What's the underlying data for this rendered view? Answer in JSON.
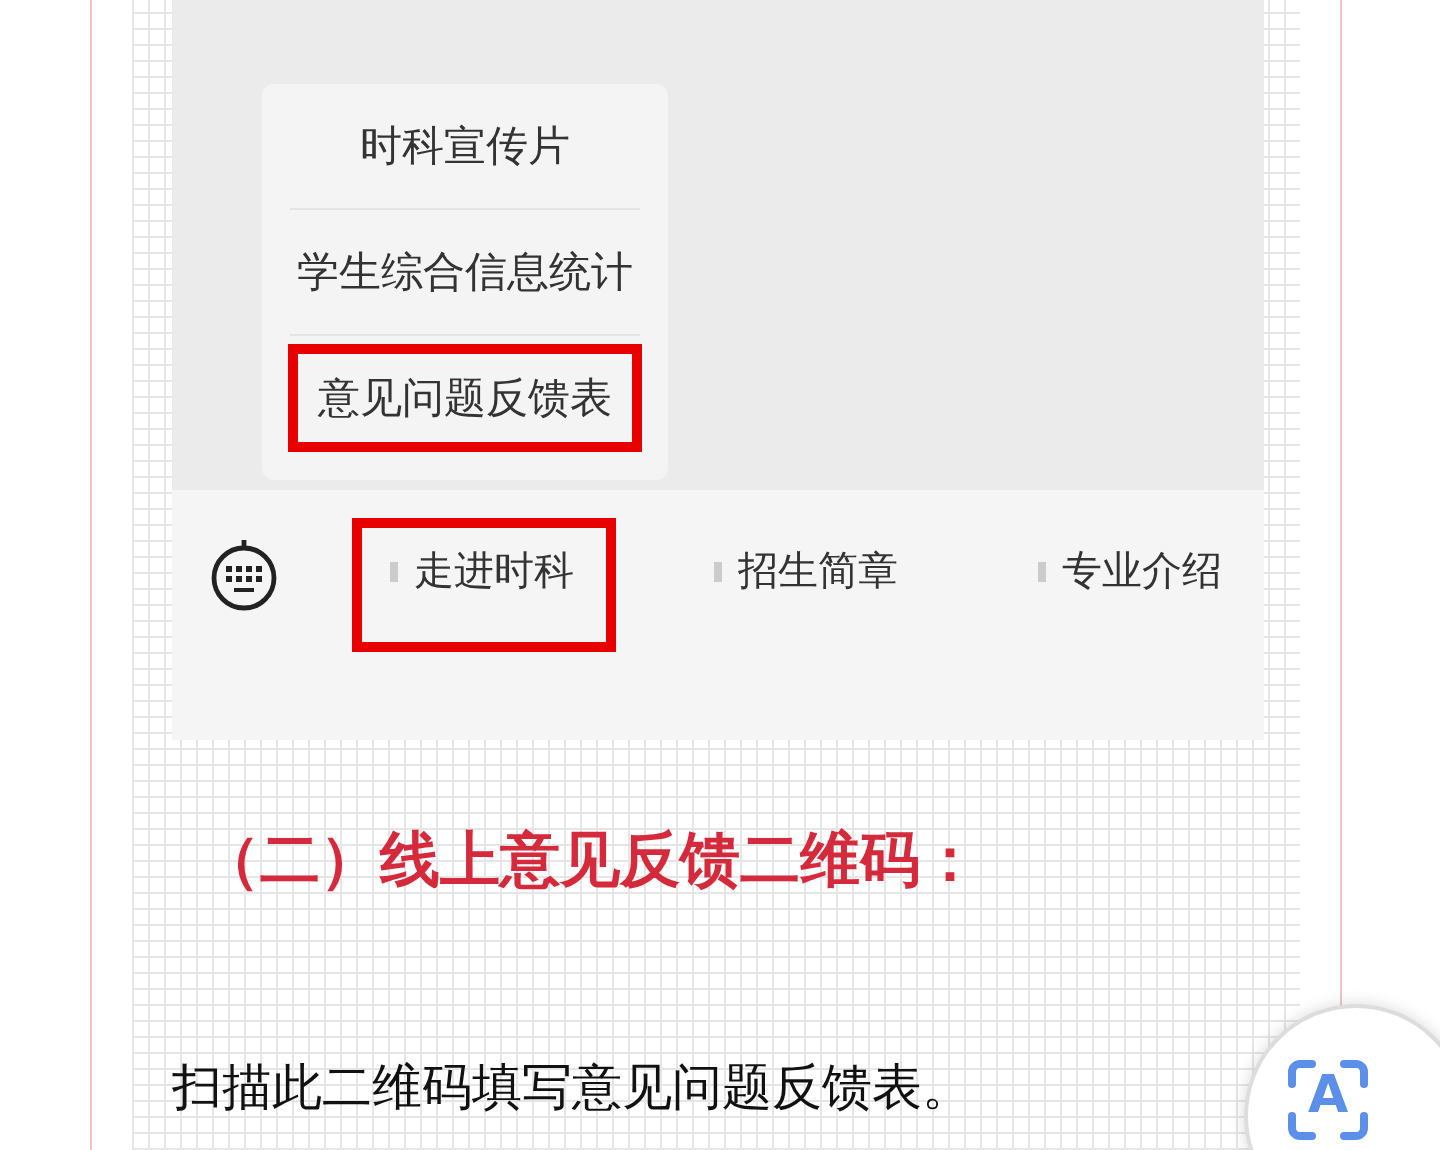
{
  "embedded_screenshot": {
    "menu": [
      {
        "label": "时科宣传片",
        "highlighted": false
      },
      {
        "label": "学生综合信息统计",
        "highlighted": false
      },
      {
        "label": "意见问题反馈表",
        "highlighted": true
      }
    ],
    "bottom_bar": [
      {
        "label": "走进时科",
        "highlighted": true
      },
      {
        "label": "招生简章",
        "highlighted": false
      },
      {
        "label": "专业介绍",
        "highlighted": false
      }
    ]
  },
  "heading": "（二）线上意见反馈二维码：",
  "paragraph": "扫描此二维码填写意见问题反馈表。",
  "text_scan_button": {
    "glyph": "A"
  }
}
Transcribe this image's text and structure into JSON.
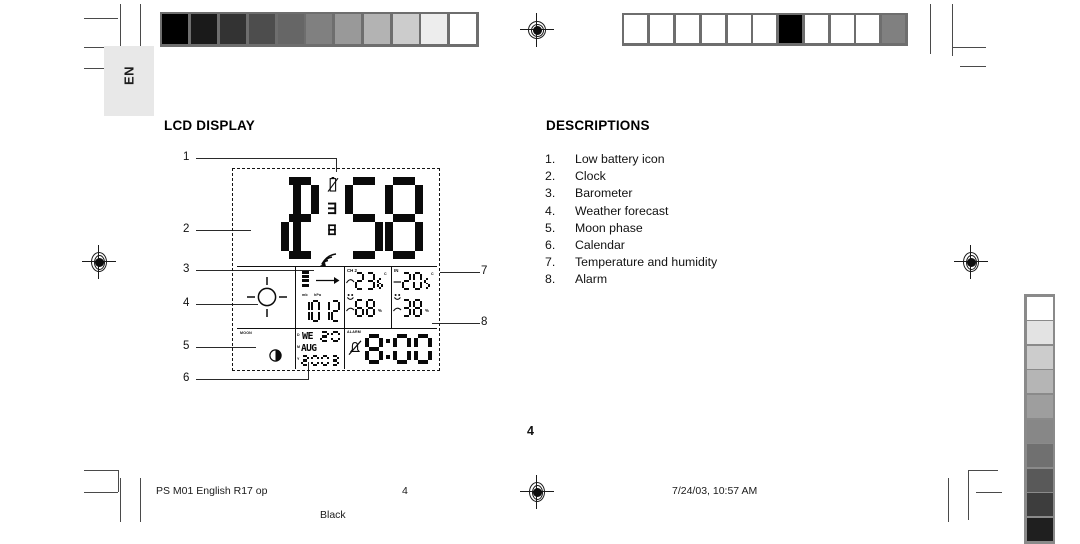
{
  "page": {
    "language_tab": "EN",
    "page_number_body": "4",
    "background": "#ffffff"
  },
  "sections": {
    "lcd_display_title": "LCD DISPLAY",
    "descriptions_title": "DESCRIPTIONS"
  },
  "descriptions": [
    {
      "num": "1.",
      "label": "Low battery icon"
    },
    {
      "num": "2.",
      "label": "Clock"
    },
    {
      "num": "3.",
      "label": "Barometer"
    },
    {
      "num": "4.",
      "label": "Weather forecast"
    },
    {
      "num": "5.",
      "label": "Moon phase"
    },
    {
      "num": "6.",
      "label": "Calendar"
    },
    {
      "num": "7.",
      "label": "Temperature and humidity"
    },
    {
      "num": "8.",
      "label": "Alarm"
    }
  ],
  "callouts": {
    "c1": "1",
    "c2": "2",
    "c3": "3",
    "c4": "4",
    "c5": "5",
    "c6": "6",
    "c7": "7",
    "c8": "8"
  },
  "lcd": {
    "clock_time": "1258",
    "clock_digits": [
      "1",
      "2",
      "5",
      "8"
    ],
    "battery_icon": "low-battery",
    "signal_icon": "wave-signal",
    "barometer": {
      "value": "1012",
      "unit_mb": "mb",
      "unit_hpa": "hPa",
      "history_bar": "0",
      "trend": "steady-arrow"
    },
    "weather_forecast_icon": "sunny",
    "channel_outdoor": {
      "label": "CH 2",
      "temperature": "23.6",
      "temp_unit": "C",
      "humidity": "68",
      "humidity_unit": "%",
      "comfort_icon": "smiley-face"
    },
    "channel_indoor": {
      "label": "IN",
      "temperature": "20.5",
      "temp_unit": "C",
      "humidity": "38",
      "humidity_unit": "%",
      "comfort_icon": "smiley-face"
    },
    "calendar": {
      "weekday": "WE",
      "day": "20",
      "month": "AUG",
      "year": "2003",
      "d_label": "D",
      "m_label": "M",
      "y_label": "Y"
    },
    "moon_phase_icon": "half-moon",
    "moon_label": "MOON",
    "alarm": {
      "label": "ALARM",
      "time": "8:00",
      "icon": "alarm-off-bell"
    }
  },
  "footer": {
    "job_name": "PS M01 English R17 op",
    "page": "4",
    "plate": "Black",
    "timestamp": "7/24/03, 10:57 AM"
  },
  "prepress": {
    "top_left_wedge": [
      "#000000",
      "#1a1a1a",
      "#333333",
      "#4d4d4d",
      "#666666",
      "#808080",
      "#999999",
      "#b3b3b3",
      "#cccccc",
      "#ededed",
      "#ffffff"
    ],
    "top_right_wedge": [
      "#ffffff",
      "#ffffff",
      "#ffffff",
      "#ffffff",
      "#ffffff",
      "#ffffff",
      "#000000",
      "#ffffff",
      "#ffffff",
      "#ffffff",
      "#808080"
    ],
    "right_vertical_wedge": [
      "#ffffff",
      "#e3e3e3",
      "#cccccc",
      "#b5b5b5",
      "#9e9e9e",
      "#878787",
      "#707070",
      "#595959",
      "#3d3d3d",
      "#1f1f1f"
    ]
  }
}
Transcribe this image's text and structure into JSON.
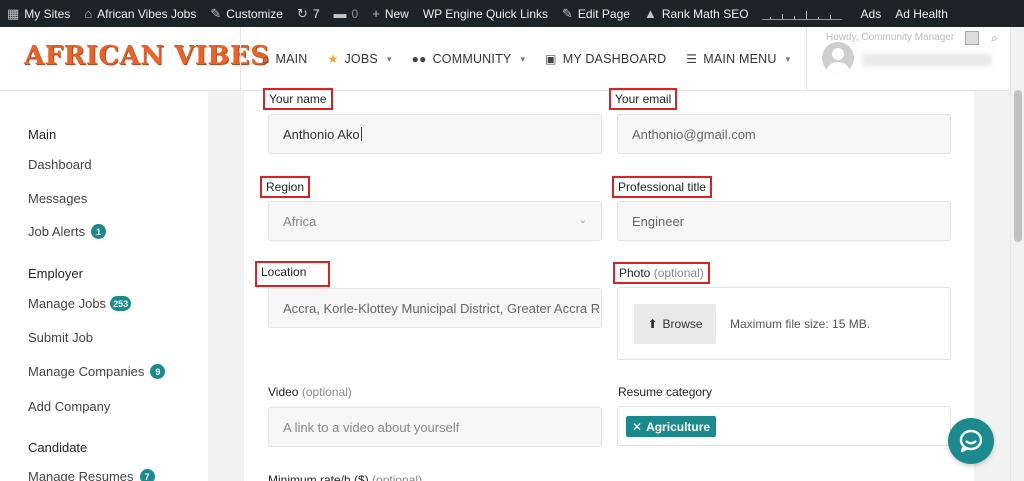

▸ What you are asked to do
Without the images, write out each line of the data verbatim.

▸ Completed task
What's the underlying data for this rendered view? Answer in JSON.
{
  "embedded_screenshot": {
    "menu": [
      {
        "label": "时科宣传片",
        "highlighted": false
      },
      {
        "label": "学生综合信息统计",
        "highlighted": false
      },
      {
        "label": "意见问题反馈表",
        "highlighted": true
      }
    ],
    "bottom_bar": [
      {
        "label": "走进时科",
        "highlighted": true
      },
      {
        "label": "招生简章",
        "highlighted": false
      },
      {
        "label": "专业介绍",
        "highlighted": false
      }
    ]
  },
  "heading": "（二）线上意见反馈二维码：",
  "paragraph": "扫描此二维码填写意见问题反馈表。",
  "text_scan_button": {
    "glyph": "A"
  }
}
Transcribe this image's text and structure into JSON.
{
  "page": {
    "language_tab": "EN",
    "page_number_body": "4",
    "background": "#ffffff"
  },
  "sections": {
    "lcd_display_title": "LCD DISPLAY",
    "descriptions_title": "DESCRIPTIONS"
  },
  "descriptions": [
    {
      "num": "1.",
      "label": "Low battery icon"
    },
    {
      "num": "2.",
      "label": "Clock"
    },
    {
      "num": "3.",
      "label": "Barometer"
    },
    {
      "num": "4.",
      "label": "Weather forecast"
    },
    {
      "num": "5.",
      "label": "Moon phase"
    },
    {
      "num": "6.",
      "label": "Calendar"
    },
    {
      "num": "7.",
      "label": "Temperature and humidity"
    },
    {
      "num": "8.",
      "label": "Alarm"
    }
  ],
  "callouts": {
    "c1": "1",
    "c2": "2",
    "c3": "3",
    "c4": "4",
    "c5": "5",
    "c6": "6",
    "c7": "7",
    "c8": "8"
  },
  "lcd": {
    "clock_time": "1258",
    "clock_digits": [
      "1",
      "2",
      "5",
      "8"
    ],
    "battery_icon": "low-battery",
    "signal_icon": "wave-signal",
    "barometer": {
      "value": "1012",
      "unit_mb": "mb",
      "unit_hpa": "hPa",
      "history_bar": "0",
      "trend": "steady-arrow"
    },
    "weather_forecast_icon": "sunny",
    "channel_outdoor": {
      "label": "CH 2",
      "temperature": "23.6",
      "temp_unit": "C",
      "humidity": "68",
      "humidity_unit": "%",
      "comfort_icon": "smiley-face"
    },
    "channel_indoor": {
      "label": "IN",
      "temperature": "20.5",
      "temp_unit": "C",
      "humidity": "38",
      "humidity_unit": "%",
      "comfort_icon": "smiley-face"
    },
    "calendar": {
      "weekday": "WE",
      "day": "20",
      "month": "AUG",
      "year": "2003",
      "d_label": "D",
      "m_label": "M",
      "y_label": "Y"
    },
    "moon_phase_icon": "half-moon",
    "moon_label": "MOON",
    "alarm": {
      "label": "ALARM",
      "time": "8:00",
      "icon": "alarm-off-bell"
    }
  },
  "footer": {
    "job_name": "PS M01 English R17 op",
    "page": "4",
    "plate": "Black",
    "timestamp": "7/24/03, 10:57 AM"
  },
  "prepress": {
    "top_left_wedge": [
      "#000000",
      "#1a1a1a",
      "#333333",
      "#4d4d4d",
      "#666666",
      "#808080",
      "#999999",
      "#b3b3b3",
      "#cccccc",
      "#ededed",
      "#ffffff"
    ],
    "top_right_wedge": [
      "#ffffff",
      "#ffffff",
      "#ffffff",
      "#ffffff",
      "#ffffff",
      "#ffffff",
      "#000000",
      "#ffffff",
      "#ffffff",
      "#ffffff",
      "#808080"
    ],
    "right_vertical_wedge": [
      "#ffffff",
      "#e3e3e3",
      "#cccccc",
      "#b5b5b5",
      "#9e9e9e",
      "#878787",
      "#707070",
      "#595959",
      "#3d3d3d",
      "#1f1f1f"
    ]
  }
}
Transcribe this image's text and structure into JSON.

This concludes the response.